(A block of data)
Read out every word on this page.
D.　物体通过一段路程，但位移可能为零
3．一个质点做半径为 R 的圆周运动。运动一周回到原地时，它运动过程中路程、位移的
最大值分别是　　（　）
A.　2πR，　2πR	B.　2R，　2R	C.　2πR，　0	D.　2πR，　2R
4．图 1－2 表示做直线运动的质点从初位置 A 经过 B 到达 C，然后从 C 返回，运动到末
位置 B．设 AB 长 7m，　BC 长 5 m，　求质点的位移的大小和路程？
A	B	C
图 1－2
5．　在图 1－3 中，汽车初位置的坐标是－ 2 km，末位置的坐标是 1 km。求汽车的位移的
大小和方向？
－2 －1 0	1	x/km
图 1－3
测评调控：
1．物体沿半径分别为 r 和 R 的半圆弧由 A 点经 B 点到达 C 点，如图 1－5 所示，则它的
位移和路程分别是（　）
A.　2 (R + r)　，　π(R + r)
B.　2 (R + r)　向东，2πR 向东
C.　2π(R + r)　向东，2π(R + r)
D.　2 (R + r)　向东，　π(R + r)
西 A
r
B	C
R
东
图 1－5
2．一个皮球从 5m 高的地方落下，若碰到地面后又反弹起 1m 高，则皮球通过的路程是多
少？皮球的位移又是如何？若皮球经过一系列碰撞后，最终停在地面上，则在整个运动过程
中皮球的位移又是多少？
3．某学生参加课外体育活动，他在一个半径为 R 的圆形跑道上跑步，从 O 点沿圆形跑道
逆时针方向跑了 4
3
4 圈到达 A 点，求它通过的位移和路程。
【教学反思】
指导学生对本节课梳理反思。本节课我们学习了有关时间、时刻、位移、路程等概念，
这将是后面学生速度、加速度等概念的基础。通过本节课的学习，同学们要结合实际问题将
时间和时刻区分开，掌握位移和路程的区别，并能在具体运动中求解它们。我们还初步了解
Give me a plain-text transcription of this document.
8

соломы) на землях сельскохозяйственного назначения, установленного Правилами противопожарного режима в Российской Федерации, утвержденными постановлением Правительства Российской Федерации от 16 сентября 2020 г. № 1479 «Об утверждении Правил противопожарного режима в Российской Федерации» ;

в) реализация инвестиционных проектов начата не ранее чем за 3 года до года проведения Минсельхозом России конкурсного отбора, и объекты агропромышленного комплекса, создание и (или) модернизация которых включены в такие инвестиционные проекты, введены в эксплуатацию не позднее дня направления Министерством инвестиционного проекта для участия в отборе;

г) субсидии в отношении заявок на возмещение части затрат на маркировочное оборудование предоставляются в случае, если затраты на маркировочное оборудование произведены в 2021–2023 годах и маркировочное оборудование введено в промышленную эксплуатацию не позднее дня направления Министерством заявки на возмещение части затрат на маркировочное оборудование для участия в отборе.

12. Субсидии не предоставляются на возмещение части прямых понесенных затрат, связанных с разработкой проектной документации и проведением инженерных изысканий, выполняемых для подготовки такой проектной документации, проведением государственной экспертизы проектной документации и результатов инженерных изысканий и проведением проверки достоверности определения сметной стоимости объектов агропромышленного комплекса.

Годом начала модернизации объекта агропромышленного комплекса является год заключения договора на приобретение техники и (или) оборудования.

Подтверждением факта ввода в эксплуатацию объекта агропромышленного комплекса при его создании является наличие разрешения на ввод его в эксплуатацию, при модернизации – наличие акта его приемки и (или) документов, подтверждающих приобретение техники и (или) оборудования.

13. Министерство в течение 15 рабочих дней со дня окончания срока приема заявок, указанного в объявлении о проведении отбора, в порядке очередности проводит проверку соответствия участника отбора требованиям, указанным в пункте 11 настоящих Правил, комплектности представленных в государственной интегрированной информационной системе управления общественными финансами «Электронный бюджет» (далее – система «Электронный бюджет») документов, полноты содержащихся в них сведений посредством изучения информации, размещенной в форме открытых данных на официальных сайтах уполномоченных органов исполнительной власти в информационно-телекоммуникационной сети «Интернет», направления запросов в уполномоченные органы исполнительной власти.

What is being asked: Every entry should be output exactly as written, please.

Output below:
Read out every word on this page.
D.　物体通过一段路程，但位移可能为零
3．一个质点做半径为 R 的圆周运动。运动一周回到原地时，它运动过程中路程、位移的
最大值分别是　　（　）
A.　2πR，　2πR	B.　2R，　2R	C.　2πR，　0	D.　2πR，　2R
4．图 1－2 表示做直线运动的质点从初位置 A 经过 B 到达 C，然后从 C 返回，运动到末
位置 B．设 AB 长 7m，　BC 长 5 m，　求质点的位移的大小和路程？
A	B	C
图 1－2
5．　在图 1－3 中，汽车初位置的坐标是－ 2 km，末位置的坐标是 1 km。求汽车的位移的
大小和方向？
－2 －1 0	1	x/km
图 1－3
测评调控：
1．物体沿半径分别为 r 和 R 的半圆弧由 A 点经 B 点到达 C 点，如图 1－5 所示，则它的
位移和路程分别是（　）
A.　2 (R + r)　，　π(R + r)
B.　2 (R + r)　向东，2πR 向东
C.　2π(R + r)　向东，2π(R + r)
D.　2 (R + r)　向东，　π(R + r)
西 A
r
B	C
R
东
图 1－5
2．一个皮球从 5m 高的地方落下，若碰到地面后又反弹起 1m 高，则皮球通过的路程是多
少？皮球的位移又是如何？若皮球经过一系列碰撞后，最终停在地面上，则在整个运动过程
中皮球的位移又是多少？
3．某学生参加课外体育活动，他在一个半径为 R 的圆形跑道上跑步，从 O 点沿圆形跑道
逆时针方向跑了 4
3
4 圈到达 A 点，求它通过的位移和路程。
【教学反思】
指导学生对本节课梳理反思。本节课我们学习了有关时间、时刻、位移、路程等概念，
这将是后面学生速度、加速度等概念的基础。通过本节课的学习，同学们要结合实际问题将
时间和时刻区分开，掌握位移和路程的区别，并能在具体运动中求解它们。我们还初步了解
Give me a plain-text transcription of this document.
8

соломы) на землях сельскохозяйственного назначения, установленного Правилами противопожарного режима в Российской Федерации, утвержденными постановлением Правительства Российской Федерации от 16 сентября 2020 г. № 1479 «Об утверждении Правил противопожарного режима в Российской Федерации» ;

в) реализация инвестиционных проектов начата не ранее чем за 3 года до года проведения Минсельхозом России конкурсного отбора, и объекты агропромышленного комплекса, создание и (или) модернизация которых включены в такие инвестиционные проекты, введены в эксплуатацию не позднее дня направления Министерством инвестиционного проекта для участия в отборе;

г) субсидии в отношении заявок на возмещение части затрат на маркировочное оборудование предоставляются в случае, если затраты на маркировочное оборудование произведены в 2021–2023 годах и маркировочное оборудование введено в промышленную эксплуатацию не позднее дня направления Министерством заявки на возмещение части затрат на маркировочное оборудование для участия в отборе.

12. Субсидии не предоставляются на возмещение части прямых понесенных затрат, связанных с разработкой проектной документации и проведением инженерных изысканий, выполняемых для подготовки такой проектной документации, проведением государственной экспертизы проектной документации и результатов инженерных изысканий и проведением проверки достоверности определения сметной стоимости объектов агропромышленного комплекса.

Годом начала модернизации объекта агропромышленного комплекса является год заключения договора на приобретение техники и (или) оборудования.

Подтверждением факта ввода в эксплуатацию объекта агропромышленного комплекса при его создании является наличие разрешения на ввод его в эксплуатацию, при модернизации – наличие акта его приемки и (или) документов, подтверждающих приобретение техники и (или) оборудования.

13. Министерство в течение 15 рабочих дней со дня окончания срока приема заявок, указанного в объявлении о проведении отбора, в порядке очередности проводит проверку соответствия участника отбора требованиям, указанным в пункте 11 настоящих Правил, комплектности представленных в государственной интегрированной информационной системе управления общественными финансами «Электронный бюджет» (далее – система «Электронный бюджет») документов, полноты содержащихся в них сведений посредством изучения информации, размещенной в форме открытых данных на официальных сайтах уполномоченных органов исполнительной власти в информационно-телекоммуникационной сети «Интернет», направления запросов в уполномоченные органы исполнительной власти.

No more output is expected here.